WRITTEN PROBLEM » Leave out the pictures and copy each record below exactly.

(Dataset excerpt)
::::::::

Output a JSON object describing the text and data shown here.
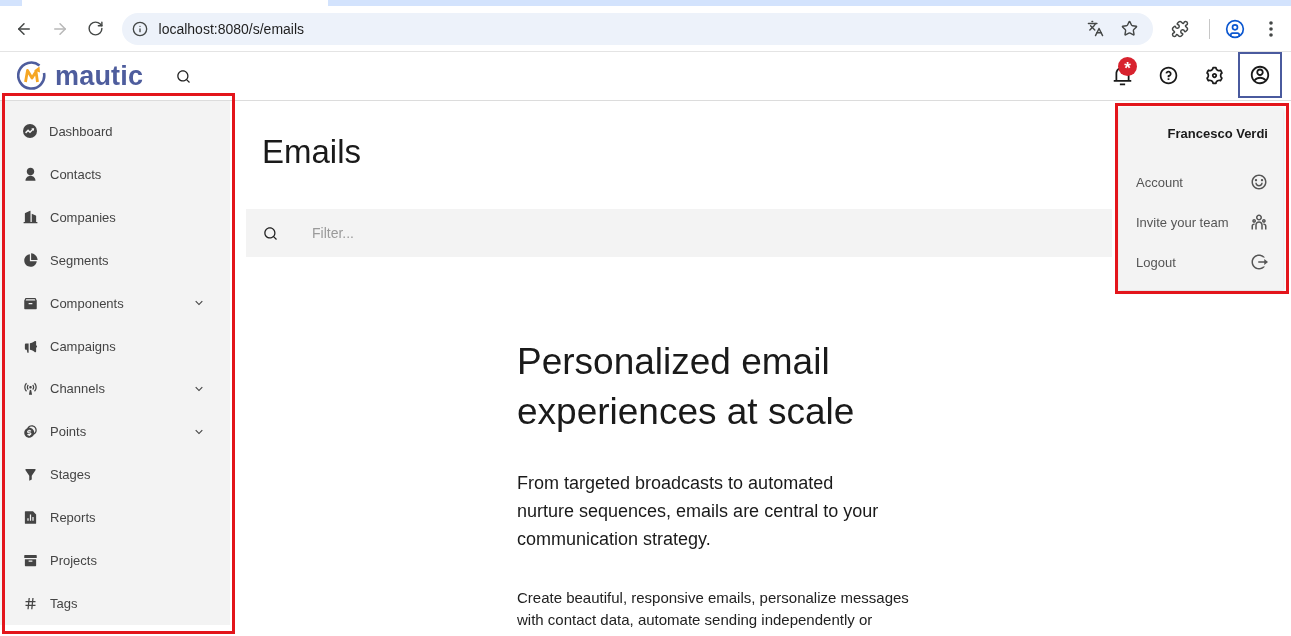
{
  "browser": {
    "back": {
      "disabled": false
    },
    "forward": {
      "disabled": true
    },
    "url": "localhost:8080/s/emails"
  },
  "header": {
    "logo": "mautic",
    "notifications": {
      "badge": "*"
    },
    "user_menu": {
      "expanded": true,
      "highlighted": true,
      "name": "Francesco Verdi",
      "items": [
        {
          "label": "Account"
        },
        {
          "label": "Invite your team"
        },
        {
          "label": "Logout"
        }
      ]
    }
  },
  "sidebar": {
    "highlighted": true,
    "items": [
      {
        "label": "Dashboard",
        "expandable": false
      },
      {
        "label": "Contacts",
        "expandable": false
      },
      {
        "label": "Companies",
        "expandable": false
      },
      {
        "label": "Segments",
        "expandable": false
      },
      {
        "label": "Components",
        "expandable": true
      },
      {
        "label": "Campaigns",
        "expandable": false
      },
      {
        "label": "Channels",
        "expandable": true
      },
      {
        "label": "Points",
        "expandable": true
      },
      {
        "label": "Stages",
        "expandable": false
      },
      {
        "label": "Reports",
        "expandable": false
      },
      {
        "label": "Projects",
        "expandable": false
      },
      {
        "label": "Tags",
        "expandable": false
      }
    ]
  },
  "page": {
    "title": "Emails",
    "filter": {
      "placeholder": "Filter..."
    },
    "hero": {
      "heading": "Personalized email experiences at scale",
      "subtitle": "From targeted broadcasts to automated nurture sequences, emails are central to your communication strategy.",
      "body": "Create beautiful, responsive emails, personalize messages with contact data, automate sending independently or"
    }
  }
}
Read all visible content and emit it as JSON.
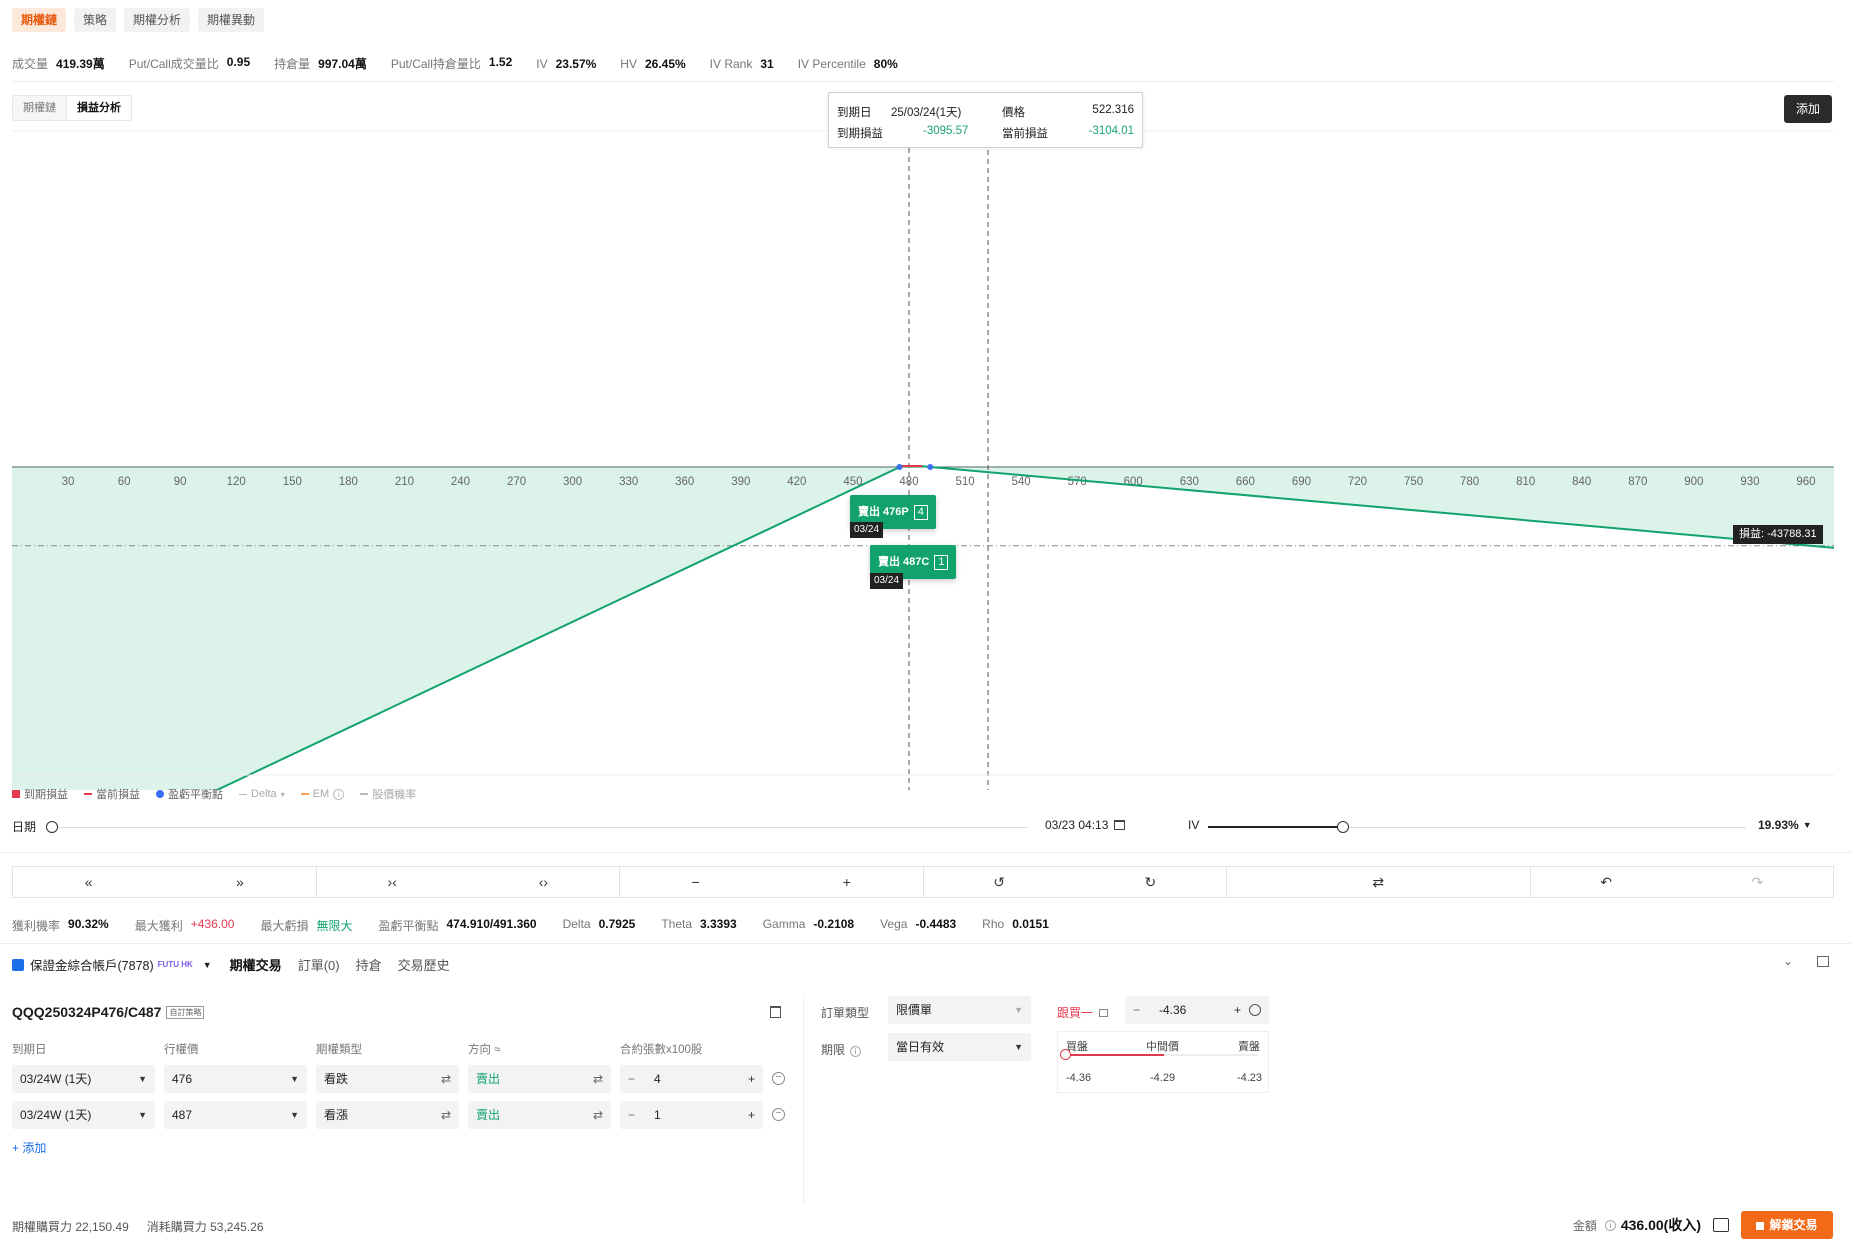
{
  "top_tabs": [
    "期權鏈",
    "策略",
    "期權分析",
    "期權異動"
  ],
  "stats": [
    {
      "label": "成交量",
      "value": "419.39萬"
    },
    {
      "label": "Put/Call成交量比",
      "value": "0.95"
    },
    {
      "label": "持倉量",
      "value": "997.04萬"
    },
    {
      "label": "Put/Call持倉量比",
      "value": "1.52"
    },
    {
      "label": "IV",
      "value": "23.57%"
    },
    {
      "label": "HV",
      "value": "26.45%"
    },
    {
      "label": "IV Rank",
      "value": "31"
    },
    {
      "label": "IV Percentile",
      "value": "80%"
    }
  ],
  "view_toggle": {
    "chain": "期權鏈",
    "pnl": "損益分析"
  },
  "add_button": "添加",
  "tooltip": {
    "expiry_label": "到期日",
    "expiry_value": "25/03/24(1天)",
    "price_label": "價格",
    "price_value": "522.316",
    "exp_pnl_label": "到期損益",
    "exp_pnl_value": "-3095.57",
    "cur_pnl_label": "當前損益",
    "cur_pnl_value": "-3104.01"
  },
  "chart_data": {
    "type": "line",
    "xticks": [
      30,
      60,
      90,
      120,
      150,
      180,
      210,
      240,
      270,
      300,
      330,
      360,
      390,
      420,
      450,
      480,
      510,
      540,
      570,
      600,
      630,
      660,
      690,
      720,
      750,
      780,
      810,
      840,
      870,
      900,
      930,
      960
    ],
    "series": [
      {
        "name": "到期損益",
        "x": [
          0,
          476,
          487,
          975
        ],
        "y": [
          -233640,
          436,
          436,
          -44960
        ]
      }
    ],
    "hover_price": 522.316,
    "current_price": 480,
    "hover_pnl": -43788.31
  },
  "legs": [
    {
      "label": "賣出 476P",
      "qty": "4",
      "date": "03/24"
    },
    {
      "label": "賣出 487C",
      "qty": "1",
      "date": "03/24"
    }
  ],
  "pnl_badge": "損益: -43788.31",
  "legend": [
    {
      "label": "到期損益",
      "color": "#e3384d"
    },
    {
      "label": "當前損益",
      "color": "#e3384d"
    },
    {
      "label": "盈虧平衡點",
      "color": "#3a6ff0"
    },
    {
      "label": "Delta",
      "color": "#bbbbbb"
    },
    {
      "label": "EM",
      "color": "#f5a25a"
    },
    {
      "label": "股價機率",
      "color": "#bbbbbb"
    }
  ],
  "slider": {
    "date_label": "日期",
    "date_value": "03/23 04:13",
    "iv_label": "IV",
    "iv_value": "19.93%",
    "date_level": 0,
    "iv_level": 0.25
  },
  "metrics": [
    {
      "label": "獲利機率",
      "value": "90.32%"
    },
    {
      "label": "最大獲利",
      "value": "+436.00",
      "color": "red"
    },
    {
      "label": "最大虧損",
      "value": "無限大",
      "color": "grn"
    },
    {
      "label": "盈虧平衡點",
      "value": "474.910/491.360"
    },
    {
      "label": "Delta",
      "value": "0.7925"
    },
    {
      "label": "Theta",
      "value": "3.3393"
    },
    {
      "label": "Gamma",
      "value": "-0.2108"
    },
    {
      "label": "Vega",
      "value": "-0.4483"
    },
    {
      "label": "Rho",
      "value": "0.0151"
    }
  ],
  "account": {
    "name": "保證金綜合帳戶(7878)",
    "badge": "FUTU HK",
    "tabs": [
      "期權交易",
      "訂單(0)",
      "持倉",
      "交易歷史"
    ]
  },
  "order": {
    "symbol": "QQQ250324P476/C487",
    "symbol_tag": "自訂策略",
    "headers": [
      "到期日",
      "行權價",
      "期權類型",
      "方向 ≈",
      "合約張數x100股"
    ],
    "rows": [
      {
        "expiry": "03/24W (1天)",
        "strike": "476",
        "type": "看跌",
        "side": "賣出",
        "qty": "4"
      },
      {
        "expiry": "03/24W (1天)",
        "strike": "487",
        "type": "看漲",
        "side": "賣出",
        "qty": "1"
      }
    ],
    "add_link": "+ 添加"
  },
  "right_form": {
    "order_type_label": "訂單類型",
    "order_type_value": "限價單",
    "tif_label": "期限",
    "tif_value": "當日有效",
    "follow_label": "跟買一",
    "price_value": "-4.36",
    "bid_label": "買盤",
    "mid_label": "中間價",
    "ask_label": "賣盤",
    "bid_value": "-4.36",
    "mid_value": "-4.29",
    "ask_value": "-4.23"
  },
  "footer": {
    "bp_label": "期權購買力",
    "bp_value": "22,150.49",
    "consume_label": "消耗購買力",
    "consume_value": "53,245.26",
    "amount_label": "金額",
    "amount_value": "436.00(收入)",
    "unlock_label": "解鎖交易"
  }
}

::::::::

PROBLEM SOLUTION »
Output a JSON object describing the text and data shown here.
{
  "browser": {
    "back": {
      "disabled": false
    },
    "forward": {
      "disabled": true
    },
    "url": "localhost:8080/s/emails"
  },
  "header": {
    "logo": "mautic",
    "notifications": {
      "badge": "*"
    },
    "user_menu": {
      "expanded": true,
      "highlighted": true,
      "name": "Francesco Verdi",
      "items": [
        {
          "label": "Account"
        },
        {
          "label": "Invite your team"
        },
        {
          "label": "Logout"
        }
      ]
    }
  },
  "sidebar": {
    "highlighted": true,
    "items": [
      {
        "label": "Dashboard",
        "expandable": false
      },
      {
        "label": "Contacts",
        "expandable": false
      },
      {
        "label": "Companies",
        "expandable": false
      },
      {
        "label": "Segments",
        "expandable": false
      },
      {
        "label": "Components",
        "expandable": true
      },
      {
        "label": "Campaigns",
        "expandable": false
      },
      {
        "label": "Channels",
        "expandable": true
      },
      {
        "label": "Points",
        "expandable": true
      },
      {
        "label": "Stages",
        "expandable": false
      },
      {
        "label": "Reports",
        "expandable": false
      },
      {
        "label": "Projects",
        "expandable": false
      },
      {
        "label": "Tags",
        "expandable": false
      }
    ]
  },
  "page": {
    "title": "Emails",
    "filter": {
      "placeholder": "Filter..."
    },
    "hero": {
      "heading": "Personalized email experiences at scale",
      "subtitle": "From targeted broadcasts to automated nurture sequences, emails are central to your communication strategy.",
      "body": "Create beautiful, responsive emails, personalize messages with contact data, automate sending independently or"
    }
  }
}
Read all visible content and emit it as JSON.
{
  "top_tabs": [
    "期權鏈",
    "策略",
    "期權分析",
    "期權異動"
  ],
  "stats": [
    {
      "label": "成交量",
      "value": "419.39萬"
    },
    {
      "label": "Put/Call成交量比",
      "value": "0.95"
    },
    {
      "label": "持倉量",
      "value": "997.04萬"
    },
    {
      "label": "Put/Call持倉量比",
      "value": "1.52"
    },
    {
      "label": "IV",
      "value": "23.57%"
    },
    {
      "label": "HV",
      "value": "26.45%"
    },
    {
      "label": "IV Rank",
      "value": "31"
    },
    {
      "label": "IV Percentile",
      "value": "80%"
    }
  ],
  "view_toggle": {
    "chain": "期權鏈",
    "pnl": "損益分析"
  },
  "add_button": "添加",
  "tooltip": {
    "expiry_label": "到期日",
    "expiry_value": "25/03/24(1天)",
    "price_label": "價格",
    "price_value": "522.316",
    "exp_pnl_label": "到期損益",
    "exp_pnl_value": "-3095.57",
    "cur_pnl_label": "當前損益",
    "cur_pnl_value": "-3104.01"
  },
  "chart_data": {
    "type": "line",
    "xticks": [
      30,
      60,
      90,
      120,
      150,
      180,
      210,
      240,
      270,
      300,
      330,
      360,
      390,
      420,
      450,
      480,
      510,
      540,
      570,
      600,
      630,
      660,
      690,
      720,
      750,
      780,
      810,
      840,
      870,
      900,
      930,
      960
    ],
    "series": [
      {
        "name": "到期損益",
        "x": [
          0,
          476,
          487,
          975
        ],
        "y": [
          -233640,
          436,
          436,
          -44960
        ]
      }
    ],
    "hover_price": 522.316,
    "current_price": 480,
    "hover_pnl": -43788.31
  },
  "legs": [
    {
      "label": "賣出 476P",
      "qty": "4",
      "date": "03/24"
    },
    {
      "label": "賣出 487C",
      "qty": "1",
      "date": "03/24"
    }
  ],
  "pnl_badge": "損益: -43788.31",
  "legend": [
    {
      "label": "到期損益",
      "color": "#e3384d"
    },
    {
      "label": "當前損益",
      "color": "#e3384d"
    },
    {
      "label": "盈虧平衡點",
      "color": "#3a6ff0"
    },
    {
      "label": "Delta",
      "color": "#bbbbbb"
    },
    {
      "label": "EM",
      "color": "#f5a25a"
    },
    {
      "label": "股價機率",
      "color": "#bbbbbb"
    }
  ],
  "slider": {
    "date_label": "日期",
    "date_value": "03/23 04:13",
    "iv_label": "IV",
    "iv_value": "19.93%",
    "date_level": 0,
    "iv_level": 0.25
  },
  "metrics": [
    {
      "label": "獲利機率",
      "value": "90.32%"
    },
    {
      "label": "最大獲利",
      "value": "+436.00",
      "color": "red"
    },
    {
      "label": "最大虧損",
      "value": "無限大",
      "color": "grn"
    },
    {
      "label": "盈虧平衡點",
      "value": "474.910/491.360"
    },
    {
      "label": "Delta",
      "value": "0.7925"
    },
    {
      "label": "Theta",
      "value": "3.3393"
    },
    {
      "label": "Gamma",
      "value": "-0.2108"
    },
    {
      "label": "Vega",
      "value": "-0.4483"
    },
    {
      "label": "Rho",
      "value": "0.0151"
    }
  ],
  "account": {
    "name": "保證金綜合帳戶(7878)",
    "badge": "FUTU HK",
    "tabs": [
      "期權交易",
      "訂單(0)",
      "持倉",
      "交易歷史"
    ]
  },
  "order": {
    "symbol": "QQQ250324P476/C487",
    "symbol_tag": "自訂策略",
    "headers": [
      "到期日",
      "行權價",
      "期權類型",
      "方向 ≈",
      "合約張數x100股"
    ],
    "rows": [
      {
        "expiry": "03/24W (1天)",
        "strike": "476",
        "type": "看跌",
        "side": "賣出",
        "qty": "4"
      },
      {
        "expiry": "03/24W (1天)",
        "strike": "487",
        "type": "看漲",
        "side": "賣出",
        "qty": "1"
      }
    ],
    "add_link": "+ 添加"
  },
  "right_form": {
    "order_type_label": "訂單類型",
    "order_type_value": "限價單",
    "tif_label": "期限",
    "tif_value": "當日有效",
    "follow_label": "跟買一",
    "price_value": "-4.36",
    "bid_label": "買盤",
    "mid_label": "中間價",
    "ask_label": "賣盤",
    "bid_value": "-4.36",
    "mid_value": "-4.29",
    "ask_value": "-4.23"
  },
  "footer": {
    "bp_label": "期權購買力",
    "bp_value": "22,150.49",
    "consume_label": "消耗購買力",
    "consume_value": "53,245.26",
    "amount_label": "金額",
    "amount_value": "436.00(收入)",
    "unlock_label": "解鎖交易"
  }
}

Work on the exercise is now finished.